Task details: Find the string "content" in the data, then copy every line where it is found.

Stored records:
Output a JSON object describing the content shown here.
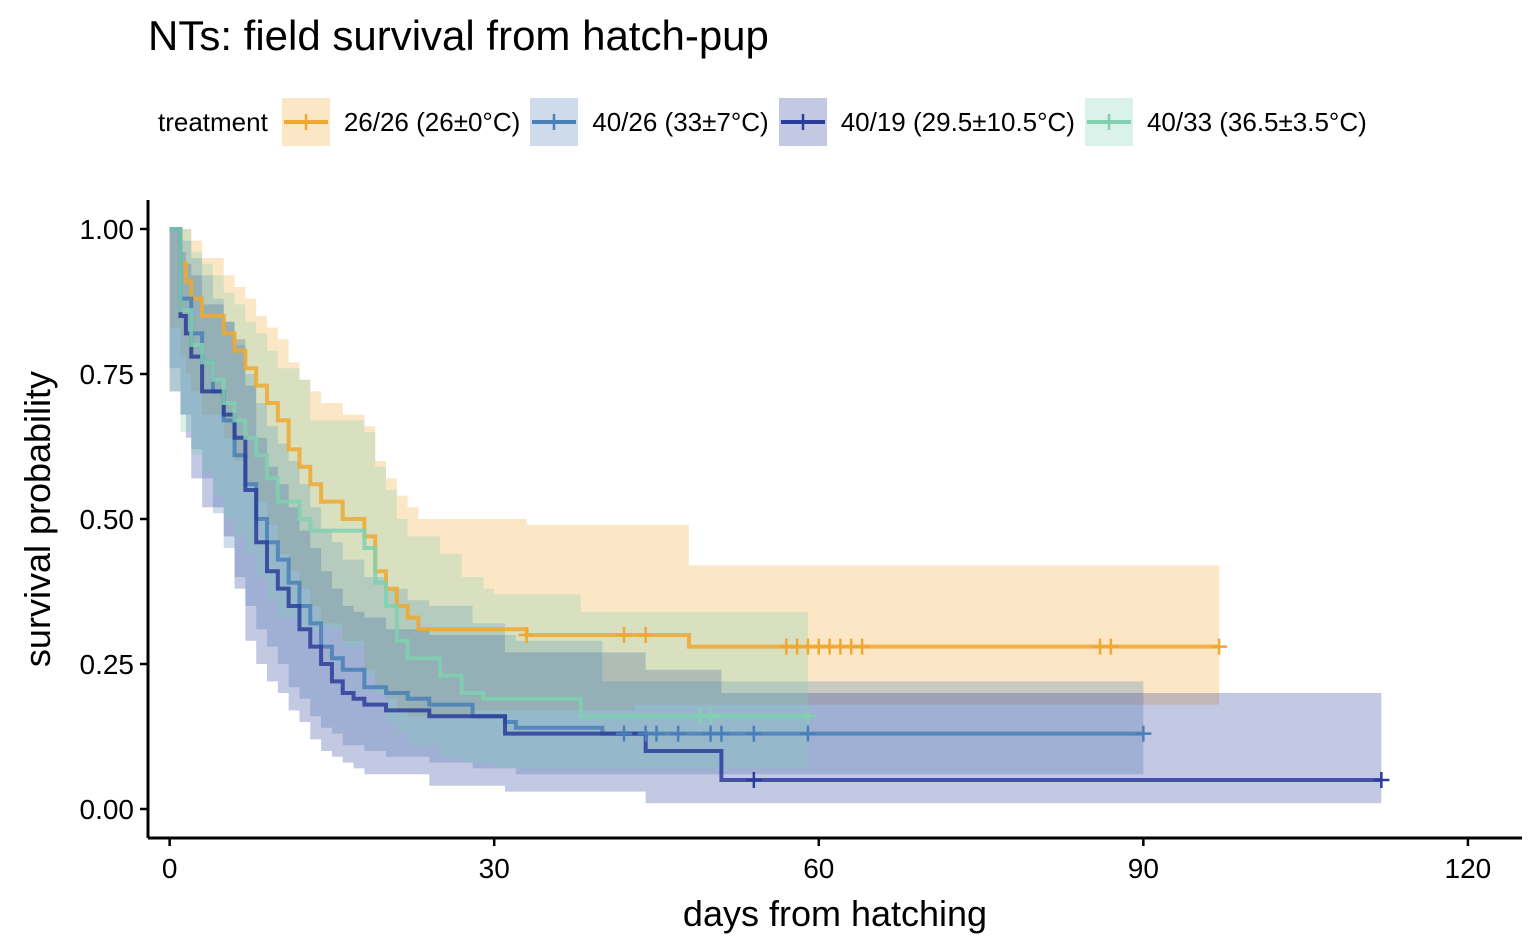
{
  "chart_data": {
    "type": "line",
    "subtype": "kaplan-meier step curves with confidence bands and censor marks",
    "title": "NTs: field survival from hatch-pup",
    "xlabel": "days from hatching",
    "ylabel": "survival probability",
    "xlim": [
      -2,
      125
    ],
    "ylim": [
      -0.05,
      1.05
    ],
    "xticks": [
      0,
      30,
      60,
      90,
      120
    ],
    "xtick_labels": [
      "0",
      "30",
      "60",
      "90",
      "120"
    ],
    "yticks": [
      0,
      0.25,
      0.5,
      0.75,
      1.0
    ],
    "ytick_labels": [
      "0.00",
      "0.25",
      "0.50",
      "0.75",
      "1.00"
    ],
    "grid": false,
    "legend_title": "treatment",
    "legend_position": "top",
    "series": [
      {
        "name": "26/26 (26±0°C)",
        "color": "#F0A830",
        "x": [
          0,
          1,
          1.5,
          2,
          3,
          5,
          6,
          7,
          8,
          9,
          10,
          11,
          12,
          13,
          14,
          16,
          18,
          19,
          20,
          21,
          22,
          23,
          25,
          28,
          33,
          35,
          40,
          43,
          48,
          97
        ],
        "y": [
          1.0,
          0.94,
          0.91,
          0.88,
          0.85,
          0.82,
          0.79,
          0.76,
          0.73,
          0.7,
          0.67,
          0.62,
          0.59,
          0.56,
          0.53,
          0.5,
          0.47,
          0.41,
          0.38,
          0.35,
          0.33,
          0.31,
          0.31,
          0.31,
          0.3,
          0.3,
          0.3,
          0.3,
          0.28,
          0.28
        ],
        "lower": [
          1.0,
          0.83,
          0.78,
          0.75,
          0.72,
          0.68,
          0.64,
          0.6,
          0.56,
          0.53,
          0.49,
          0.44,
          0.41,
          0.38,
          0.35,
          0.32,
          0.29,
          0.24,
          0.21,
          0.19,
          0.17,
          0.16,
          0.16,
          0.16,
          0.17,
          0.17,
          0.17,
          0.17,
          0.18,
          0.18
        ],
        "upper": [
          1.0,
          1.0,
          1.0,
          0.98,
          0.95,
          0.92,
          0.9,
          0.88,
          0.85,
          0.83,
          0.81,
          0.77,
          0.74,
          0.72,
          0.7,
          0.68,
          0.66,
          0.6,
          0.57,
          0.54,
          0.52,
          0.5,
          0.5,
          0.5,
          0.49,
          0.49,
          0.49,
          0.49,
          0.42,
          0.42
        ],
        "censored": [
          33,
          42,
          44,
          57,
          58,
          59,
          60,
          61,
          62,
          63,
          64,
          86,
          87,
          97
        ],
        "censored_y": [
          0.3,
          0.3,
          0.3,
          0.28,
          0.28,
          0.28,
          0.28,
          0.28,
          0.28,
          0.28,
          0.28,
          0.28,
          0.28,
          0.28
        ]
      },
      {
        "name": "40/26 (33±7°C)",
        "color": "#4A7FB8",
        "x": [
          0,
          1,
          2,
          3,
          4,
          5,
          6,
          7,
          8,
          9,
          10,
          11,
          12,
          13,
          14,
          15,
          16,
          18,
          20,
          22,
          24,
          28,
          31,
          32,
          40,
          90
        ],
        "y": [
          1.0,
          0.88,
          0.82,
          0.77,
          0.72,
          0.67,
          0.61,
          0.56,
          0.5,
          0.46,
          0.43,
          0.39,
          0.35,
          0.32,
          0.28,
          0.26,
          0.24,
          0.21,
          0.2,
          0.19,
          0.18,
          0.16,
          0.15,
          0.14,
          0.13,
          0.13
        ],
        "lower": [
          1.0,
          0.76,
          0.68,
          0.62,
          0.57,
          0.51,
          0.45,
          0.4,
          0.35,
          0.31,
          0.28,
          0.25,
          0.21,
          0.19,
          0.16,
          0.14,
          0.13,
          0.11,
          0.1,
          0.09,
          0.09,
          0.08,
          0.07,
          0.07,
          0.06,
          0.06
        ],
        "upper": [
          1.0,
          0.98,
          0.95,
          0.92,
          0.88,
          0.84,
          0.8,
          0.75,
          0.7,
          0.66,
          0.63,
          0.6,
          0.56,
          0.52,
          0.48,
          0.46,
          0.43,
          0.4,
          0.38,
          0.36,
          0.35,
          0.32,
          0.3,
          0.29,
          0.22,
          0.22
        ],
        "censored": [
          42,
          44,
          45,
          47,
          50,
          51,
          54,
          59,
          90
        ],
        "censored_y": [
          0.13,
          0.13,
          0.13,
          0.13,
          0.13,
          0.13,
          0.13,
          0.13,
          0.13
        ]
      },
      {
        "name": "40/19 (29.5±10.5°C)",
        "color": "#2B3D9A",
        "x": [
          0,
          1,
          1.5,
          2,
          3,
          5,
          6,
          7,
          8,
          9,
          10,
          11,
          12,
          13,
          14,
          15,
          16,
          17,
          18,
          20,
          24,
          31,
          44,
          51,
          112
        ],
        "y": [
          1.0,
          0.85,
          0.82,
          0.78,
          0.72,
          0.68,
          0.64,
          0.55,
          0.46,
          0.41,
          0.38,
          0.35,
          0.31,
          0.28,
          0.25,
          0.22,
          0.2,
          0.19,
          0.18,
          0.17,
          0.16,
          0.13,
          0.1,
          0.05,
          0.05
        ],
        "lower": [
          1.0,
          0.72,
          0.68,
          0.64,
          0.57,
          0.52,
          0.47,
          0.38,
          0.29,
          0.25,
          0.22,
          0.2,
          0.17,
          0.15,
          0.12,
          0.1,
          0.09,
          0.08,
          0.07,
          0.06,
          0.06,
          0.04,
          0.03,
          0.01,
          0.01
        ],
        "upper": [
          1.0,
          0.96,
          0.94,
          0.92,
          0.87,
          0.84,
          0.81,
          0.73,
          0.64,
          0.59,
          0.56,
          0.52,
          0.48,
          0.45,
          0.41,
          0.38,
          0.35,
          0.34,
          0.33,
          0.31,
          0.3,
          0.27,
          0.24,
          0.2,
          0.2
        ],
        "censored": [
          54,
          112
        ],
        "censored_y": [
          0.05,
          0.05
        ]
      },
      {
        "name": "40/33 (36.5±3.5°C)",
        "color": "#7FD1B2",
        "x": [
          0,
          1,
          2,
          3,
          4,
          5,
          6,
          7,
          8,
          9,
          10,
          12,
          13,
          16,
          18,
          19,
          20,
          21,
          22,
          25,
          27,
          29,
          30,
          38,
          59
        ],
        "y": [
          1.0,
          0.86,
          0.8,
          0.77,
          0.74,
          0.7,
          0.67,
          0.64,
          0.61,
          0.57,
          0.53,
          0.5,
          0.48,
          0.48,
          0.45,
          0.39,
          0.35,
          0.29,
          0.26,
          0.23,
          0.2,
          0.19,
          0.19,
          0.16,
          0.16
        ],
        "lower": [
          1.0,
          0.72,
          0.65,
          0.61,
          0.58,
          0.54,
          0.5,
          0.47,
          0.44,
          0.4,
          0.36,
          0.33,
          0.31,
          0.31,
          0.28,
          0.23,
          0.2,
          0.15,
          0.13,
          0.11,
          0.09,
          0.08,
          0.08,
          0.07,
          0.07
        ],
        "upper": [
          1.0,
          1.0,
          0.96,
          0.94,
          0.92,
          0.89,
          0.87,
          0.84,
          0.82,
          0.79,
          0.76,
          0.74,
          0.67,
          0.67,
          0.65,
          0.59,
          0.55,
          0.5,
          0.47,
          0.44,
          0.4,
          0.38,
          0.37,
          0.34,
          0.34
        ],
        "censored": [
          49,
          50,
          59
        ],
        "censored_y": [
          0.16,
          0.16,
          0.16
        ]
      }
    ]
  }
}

* * *

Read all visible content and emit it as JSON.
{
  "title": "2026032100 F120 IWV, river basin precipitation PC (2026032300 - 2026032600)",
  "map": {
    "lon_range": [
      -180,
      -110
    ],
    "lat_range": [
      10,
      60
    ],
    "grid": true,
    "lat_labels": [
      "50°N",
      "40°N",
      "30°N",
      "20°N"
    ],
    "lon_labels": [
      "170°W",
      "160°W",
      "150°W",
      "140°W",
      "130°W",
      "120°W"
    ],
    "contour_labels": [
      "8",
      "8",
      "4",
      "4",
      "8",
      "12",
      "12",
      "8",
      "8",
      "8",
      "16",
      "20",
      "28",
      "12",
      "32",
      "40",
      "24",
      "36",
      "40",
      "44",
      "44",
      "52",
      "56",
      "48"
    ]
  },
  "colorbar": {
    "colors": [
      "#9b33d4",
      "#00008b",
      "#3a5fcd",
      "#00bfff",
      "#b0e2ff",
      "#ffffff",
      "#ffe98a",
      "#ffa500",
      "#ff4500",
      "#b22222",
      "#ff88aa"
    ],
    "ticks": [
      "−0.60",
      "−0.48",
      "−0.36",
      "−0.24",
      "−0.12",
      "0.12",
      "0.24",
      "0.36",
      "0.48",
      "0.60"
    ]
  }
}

Output of the task:
Output a JSON object describing the content shown here.
Read all visible content and emit it as JSON.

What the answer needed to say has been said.